* [Given problem]:
All of the entries must be reproduced exactly, with no images carried over.

Dataset items:
::::::::

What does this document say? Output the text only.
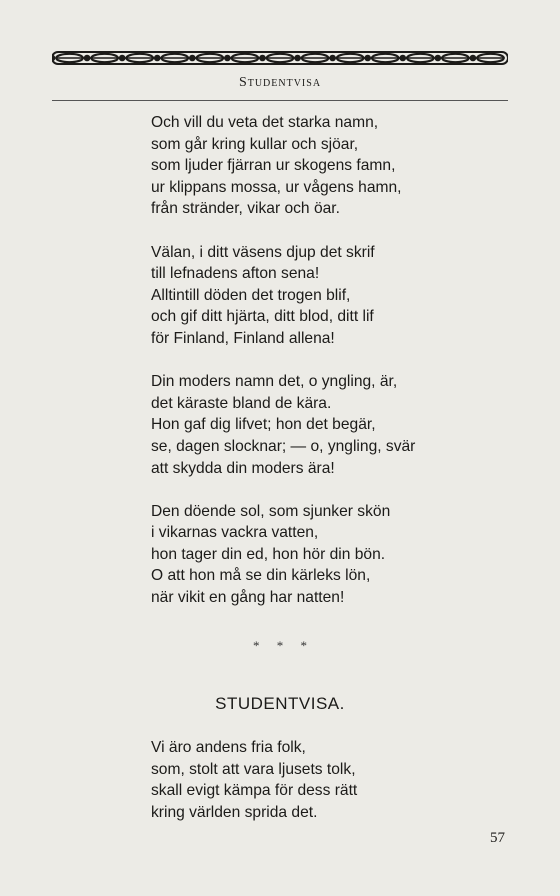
Studentvisa
Och vill du veta det starka namn,
som går kring kullar och sjöar,
som ljuder fjärran ur skogens famn,
ur klippans mossa, ur vågens hamn,
från stränder, vikar och öar.
Välan, i ditt väsens djup det skrif
till lefnadens afton sena!
Alltintill döden det trogen blif,
och gif ditt hjärta, ditt blod, ditt lif
för Finland, Finland allena!
Din moders namn det, o yngling, är,
det käraste bland de kära.
Hon gaf dig lifvet; hon det begär,
se, dagen slocknar; — o, yngling, svär
att skydda din moders ära!
Den döende sol, som sjunker skön
i vikarnas vackra vatten,
hon tager din ed, hon hör din bön.
O att hon må se din kärleks lön,
när vikit en gång har natten!
* * *
STUDENTVISA.
Vi äro andens fria folk,
som, stolt att vara ljusets tolk,
skall evigt kämpa för dess rätt
kring världen sprida det.
57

::::::::

* [Response to this exercise]:
What does this document say? Output the text only.
Studentvisa
Och vill du veta det starka namn,
som går kring kullar och sjöar,
som ljuder fjärran ur skogens famn,
ur klippans mossa, ur vågens hamn,
från stränder, vikar och öar.
Välan, i ditt väsens djup det skrif
till lefnadens afton sena!
Alltintill döden det trogen blif,
och gif ditt hjärta, ditt blod, ditt lif
för Finland, Finland allena!
Din moders namn det, o yngling, är,
det käraste bland de kära.
Hon gaf dig lifvet; hon det begär,
se, dagen slocknar; — o, yngling, svär
att skydda din moders ära!
Den döende sol, som sjunker skön
i vikarnas vackra vatten,
hon tager din ed, hon hör din bön.
O att hon må se din kärleks lön,
när vikit en gång har natten!
* * *
STUDENTVISA.
Vi äro andens fria folk,
som, stolt att vara ljusets tolk,
skall evigt kämpa för dess rätt
kring världen sprida det.
57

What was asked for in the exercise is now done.